**Stated exercise**
Out of all the lines below, count those with the word "Total". Give the number only.

--- begin Dataset entries ---

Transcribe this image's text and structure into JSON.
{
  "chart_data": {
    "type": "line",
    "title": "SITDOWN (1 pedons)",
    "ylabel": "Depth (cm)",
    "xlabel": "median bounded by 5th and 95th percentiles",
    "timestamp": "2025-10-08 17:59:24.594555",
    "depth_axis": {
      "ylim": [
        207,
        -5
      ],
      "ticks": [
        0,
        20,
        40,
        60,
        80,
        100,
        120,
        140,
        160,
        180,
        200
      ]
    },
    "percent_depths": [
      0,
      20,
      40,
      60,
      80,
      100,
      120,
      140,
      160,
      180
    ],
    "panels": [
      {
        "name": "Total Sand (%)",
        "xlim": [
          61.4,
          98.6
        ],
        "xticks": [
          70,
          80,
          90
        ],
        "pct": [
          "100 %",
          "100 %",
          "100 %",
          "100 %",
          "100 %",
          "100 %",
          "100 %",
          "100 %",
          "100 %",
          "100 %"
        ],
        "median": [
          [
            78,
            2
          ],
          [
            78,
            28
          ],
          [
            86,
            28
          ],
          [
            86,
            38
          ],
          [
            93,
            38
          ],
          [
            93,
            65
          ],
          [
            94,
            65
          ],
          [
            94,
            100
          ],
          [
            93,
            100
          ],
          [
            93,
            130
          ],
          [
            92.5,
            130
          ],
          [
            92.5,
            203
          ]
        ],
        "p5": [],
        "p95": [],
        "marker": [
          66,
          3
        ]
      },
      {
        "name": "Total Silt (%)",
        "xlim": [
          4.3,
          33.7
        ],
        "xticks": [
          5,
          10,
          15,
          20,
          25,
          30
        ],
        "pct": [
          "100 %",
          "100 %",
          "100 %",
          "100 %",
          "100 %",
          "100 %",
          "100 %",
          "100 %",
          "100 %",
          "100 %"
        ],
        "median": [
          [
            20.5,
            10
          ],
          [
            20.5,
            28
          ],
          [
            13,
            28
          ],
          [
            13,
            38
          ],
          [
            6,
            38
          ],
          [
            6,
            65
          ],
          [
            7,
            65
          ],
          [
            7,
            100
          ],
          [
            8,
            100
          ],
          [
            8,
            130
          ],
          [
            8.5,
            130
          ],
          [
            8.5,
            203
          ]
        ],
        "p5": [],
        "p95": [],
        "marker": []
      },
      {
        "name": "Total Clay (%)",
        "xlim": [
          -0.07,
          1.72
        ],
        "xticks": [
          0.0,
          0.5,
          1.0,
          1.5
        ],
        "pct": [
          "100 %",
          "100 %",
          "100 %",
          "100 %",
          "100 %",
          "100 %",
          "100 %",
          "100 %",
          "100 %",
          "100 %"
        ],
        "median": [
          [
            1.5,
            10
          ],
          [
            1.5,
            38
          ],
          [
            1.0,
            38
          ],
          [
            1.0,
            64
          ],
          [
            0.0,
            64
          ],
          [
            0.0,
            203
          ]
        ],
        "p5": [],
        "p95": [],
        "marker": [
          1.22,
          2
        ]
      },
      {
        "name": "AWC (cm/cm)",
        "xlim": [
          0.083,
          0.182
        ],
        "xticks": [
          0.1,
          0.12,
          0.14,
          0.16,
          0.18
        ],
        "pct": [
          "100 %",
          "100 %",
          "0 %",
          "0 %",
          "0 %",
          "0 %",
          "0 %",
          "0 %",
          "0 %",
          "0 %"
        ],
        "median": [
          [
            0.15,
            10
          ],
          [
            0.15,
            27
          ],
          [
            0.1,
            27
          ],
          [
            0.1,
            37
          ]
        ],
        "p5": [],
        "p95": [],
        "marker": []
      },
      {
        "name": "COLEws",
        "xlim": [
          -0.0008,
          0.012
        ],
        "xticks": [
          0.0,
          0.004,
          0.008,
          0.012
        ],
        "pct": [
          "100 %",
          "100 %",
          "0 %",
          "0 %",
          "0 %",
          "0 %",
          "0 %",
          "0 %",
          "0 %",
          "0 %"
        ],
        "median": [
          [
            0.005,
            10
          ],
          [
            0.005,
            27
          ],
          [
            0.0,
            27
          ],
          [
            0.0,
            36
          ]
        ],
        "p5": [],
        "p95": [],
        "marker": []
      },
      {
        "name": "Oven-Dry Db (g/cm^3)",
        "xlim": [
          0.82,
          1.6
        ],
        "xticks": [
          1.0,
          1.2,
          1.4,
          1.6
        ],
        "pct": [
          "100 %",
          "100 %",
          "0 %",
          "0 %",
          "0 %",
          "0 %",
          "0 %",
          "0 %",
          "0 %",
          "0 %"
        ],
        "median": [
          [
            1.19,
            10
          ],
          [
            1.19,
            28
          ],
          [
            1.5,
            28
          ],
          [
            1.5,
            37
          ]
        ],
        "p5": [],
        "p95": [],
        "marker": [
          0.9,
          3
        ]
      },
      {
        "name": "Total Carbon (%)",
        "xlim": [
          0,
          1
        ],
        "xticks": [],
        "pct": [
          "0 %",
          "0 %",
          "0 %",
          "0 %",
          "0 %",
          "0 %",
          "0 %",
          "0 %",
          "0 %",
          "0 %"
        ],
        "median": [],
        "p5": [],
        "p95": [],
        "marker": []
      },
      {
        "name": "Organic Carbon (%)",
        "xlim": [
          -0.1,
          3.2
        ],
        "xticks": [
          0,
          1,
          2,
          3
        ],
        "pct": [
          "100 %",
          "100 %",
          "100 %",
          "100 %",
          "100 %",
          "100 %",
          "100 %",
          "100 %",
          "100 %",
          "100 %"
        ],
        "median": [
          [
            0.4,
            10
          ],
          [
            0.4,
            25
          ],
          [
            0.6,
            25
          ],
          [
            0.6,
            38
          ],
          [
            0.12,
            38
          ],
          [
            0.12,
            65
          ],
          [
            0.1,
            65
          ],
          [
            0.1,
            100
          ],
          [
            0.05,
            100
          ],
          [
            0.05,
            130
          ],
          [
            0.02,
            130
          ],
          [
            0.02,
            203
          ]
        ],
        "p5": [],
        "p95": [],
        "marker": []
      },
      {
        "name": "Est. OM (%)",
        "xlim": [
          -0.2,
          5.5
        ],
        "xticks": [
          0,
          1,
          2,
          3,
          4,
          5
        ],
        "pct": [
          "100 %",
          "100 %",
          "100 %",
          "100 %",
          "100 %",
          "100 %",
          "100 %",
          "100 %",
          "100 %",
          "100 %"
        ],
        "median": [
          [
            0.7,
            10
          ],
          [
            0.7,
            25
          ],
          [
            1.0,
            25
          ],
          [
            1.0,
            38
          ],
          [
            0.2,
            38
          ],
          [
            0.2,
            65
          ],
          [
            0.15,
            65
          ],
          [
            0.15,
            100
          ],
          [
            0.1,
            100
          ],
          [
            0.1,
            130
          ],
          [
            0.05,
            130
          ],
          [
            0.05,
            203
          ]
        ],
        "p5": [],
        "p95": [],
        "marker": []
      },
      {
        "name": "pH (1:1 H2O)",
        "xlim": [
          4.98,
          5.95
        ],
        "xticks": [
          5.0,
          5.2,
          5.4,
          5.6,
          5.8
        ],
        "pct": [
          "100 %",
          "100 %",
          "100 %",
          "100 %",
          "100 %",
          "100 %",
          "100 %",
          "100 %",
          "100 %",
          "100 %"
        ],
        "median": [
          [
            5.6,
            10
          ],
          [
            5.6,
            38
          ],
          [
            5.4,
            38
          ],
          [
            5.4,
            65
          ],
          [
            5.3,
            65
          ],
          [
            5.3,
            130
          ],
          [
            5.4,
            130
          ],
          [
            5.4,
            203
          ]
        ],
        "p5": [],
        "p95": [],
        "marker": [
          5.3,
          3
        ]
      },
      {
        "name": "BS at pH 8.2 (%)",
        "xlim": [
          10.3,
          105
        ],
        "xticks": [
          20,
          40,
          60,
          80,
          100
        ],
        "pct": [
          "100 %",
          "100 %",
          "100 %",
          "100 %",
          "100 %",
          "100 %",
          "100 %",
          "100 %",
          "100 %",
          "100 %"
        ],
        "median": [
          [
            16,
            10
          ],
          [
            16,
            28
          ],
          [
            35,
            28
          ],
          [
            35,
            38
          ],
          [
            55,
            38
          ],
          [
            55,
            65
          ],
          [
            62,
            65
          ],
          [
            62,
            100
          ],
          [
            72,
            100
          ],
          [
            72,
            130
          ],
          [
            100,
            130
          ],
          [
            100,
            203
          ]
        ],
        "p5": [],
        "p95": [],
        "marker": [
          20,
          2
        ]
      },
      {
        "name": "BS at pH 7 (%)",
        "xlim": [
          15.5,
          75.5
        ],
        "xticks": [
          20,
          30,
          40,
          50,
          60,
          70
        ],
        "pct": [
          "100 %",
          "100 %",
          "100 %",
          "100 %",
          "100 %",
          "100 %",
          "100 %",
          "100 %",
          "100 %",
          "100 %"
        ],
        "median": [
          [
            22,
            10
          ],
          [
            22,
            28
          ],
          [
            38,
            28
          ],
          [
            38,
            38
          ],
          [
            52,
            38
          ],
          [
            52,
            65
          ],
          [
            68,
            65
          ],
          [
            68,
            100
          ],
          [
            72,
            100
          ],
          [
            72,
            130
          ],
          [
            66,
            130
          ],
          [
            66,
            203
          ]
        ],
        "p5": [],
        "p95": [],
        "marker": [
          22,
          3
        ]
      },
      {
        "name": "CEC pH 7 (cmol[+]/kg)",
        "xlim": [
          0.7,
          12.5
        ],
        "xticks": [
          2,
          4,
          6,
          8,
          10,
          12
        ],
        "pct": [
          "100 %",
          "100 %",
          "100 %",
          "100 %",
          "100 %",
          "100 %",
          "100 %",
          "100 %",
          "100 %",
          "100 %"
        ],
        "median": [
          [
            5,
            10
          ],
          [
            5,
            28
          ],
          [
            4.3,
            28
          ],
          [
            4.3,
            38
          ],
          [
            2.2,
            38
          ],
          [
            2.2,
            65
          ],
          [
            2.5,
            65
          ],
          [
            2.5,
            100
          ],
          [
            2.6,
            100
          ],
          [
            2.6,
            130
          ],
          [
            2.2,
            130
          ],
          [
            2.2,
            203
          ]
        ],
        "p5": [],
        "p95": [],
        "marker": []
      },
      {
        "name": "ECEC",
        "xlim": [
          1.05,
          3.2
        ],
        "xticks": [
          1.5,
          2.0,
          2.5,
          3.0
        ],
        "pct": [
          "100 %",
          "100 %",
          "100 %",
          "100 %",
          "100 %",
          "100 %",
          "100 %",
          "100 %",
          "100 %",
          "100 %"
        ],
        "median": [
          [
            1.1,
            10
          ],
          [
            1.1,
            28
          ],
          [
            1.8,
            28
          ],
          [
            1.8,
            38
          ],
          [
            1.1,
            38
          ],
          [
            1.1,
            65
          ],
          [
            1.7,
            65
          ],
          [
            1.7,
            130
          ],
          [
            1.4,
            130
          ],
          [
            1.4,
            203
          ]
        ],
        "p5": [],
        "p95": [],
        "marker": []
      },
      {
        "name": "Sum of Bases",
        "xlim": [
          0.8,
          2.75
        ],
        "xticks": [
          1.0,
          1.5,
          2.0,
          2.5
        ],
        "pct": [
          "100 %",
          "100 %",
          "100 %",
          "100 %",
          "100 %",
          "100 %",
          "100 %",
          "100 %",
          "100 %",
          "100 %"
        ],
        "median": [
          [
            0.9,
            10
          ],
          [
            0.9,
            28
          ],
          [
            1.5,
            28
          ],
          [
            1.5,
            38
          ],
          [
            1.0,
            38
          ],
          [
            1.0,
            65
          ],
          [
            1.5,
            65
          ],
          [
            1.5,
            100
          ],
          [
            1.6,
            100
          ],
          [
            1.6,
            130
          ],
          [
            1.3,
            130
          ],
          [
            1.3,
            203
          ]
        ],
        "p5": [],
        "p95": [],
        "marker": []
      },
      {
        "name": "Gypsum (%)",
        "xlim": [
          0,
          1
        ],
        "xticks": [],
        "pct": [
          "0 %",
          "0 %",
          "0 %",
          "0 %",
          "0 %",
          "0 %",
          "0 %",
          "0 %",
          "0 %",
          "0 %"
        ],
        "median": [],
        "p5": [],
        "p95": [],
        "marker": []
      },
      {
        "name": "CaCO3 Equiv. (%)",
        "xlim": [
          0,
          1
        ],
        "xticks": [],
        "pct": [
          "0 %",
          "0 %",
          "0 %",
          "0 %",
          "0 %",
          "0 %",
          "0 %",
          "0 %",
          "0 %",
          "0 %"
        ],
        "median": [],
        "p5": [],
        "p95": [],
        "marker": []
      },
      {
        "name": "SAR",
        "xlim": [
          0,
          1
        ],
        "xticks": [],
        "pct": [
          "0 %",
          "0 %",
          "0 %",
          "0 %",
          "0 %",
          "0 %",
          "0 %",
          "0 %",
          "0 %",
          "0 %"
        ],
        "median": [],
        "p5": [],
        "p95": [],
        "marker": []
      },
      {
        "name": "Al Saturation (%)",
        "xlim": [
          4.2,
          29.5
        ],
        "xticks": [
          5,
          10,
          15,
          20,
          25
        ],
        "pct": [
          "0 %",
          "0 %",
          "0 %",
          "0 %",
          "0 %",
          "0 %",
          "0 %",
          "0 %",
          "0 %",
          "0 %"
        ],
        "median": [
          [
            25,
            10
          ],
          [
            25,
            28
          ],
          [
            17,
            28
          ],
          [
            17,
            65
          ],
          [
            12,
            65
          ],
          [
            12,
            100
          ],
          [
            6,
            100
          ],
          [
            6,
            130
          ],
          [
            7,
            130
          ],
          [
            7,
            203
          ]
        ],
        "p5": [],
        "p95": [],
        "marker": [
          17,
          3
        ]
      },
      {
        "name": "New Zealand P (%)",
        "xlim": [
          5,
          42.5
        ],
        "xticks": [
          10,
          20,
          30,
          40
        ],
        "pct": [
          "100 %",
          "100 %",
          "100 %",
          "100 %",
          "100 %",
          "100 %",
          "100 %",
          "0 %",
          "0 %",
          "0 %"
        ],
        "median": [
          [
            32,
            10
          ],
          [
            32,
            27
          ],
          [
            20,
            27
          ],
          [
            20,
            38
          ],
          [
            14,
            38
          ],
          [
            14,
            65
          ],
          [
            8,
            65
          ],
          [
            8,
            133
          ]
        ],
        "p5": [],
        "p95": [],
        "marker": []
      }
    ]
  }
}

--- end Dataset entries ---

**Written reply**
4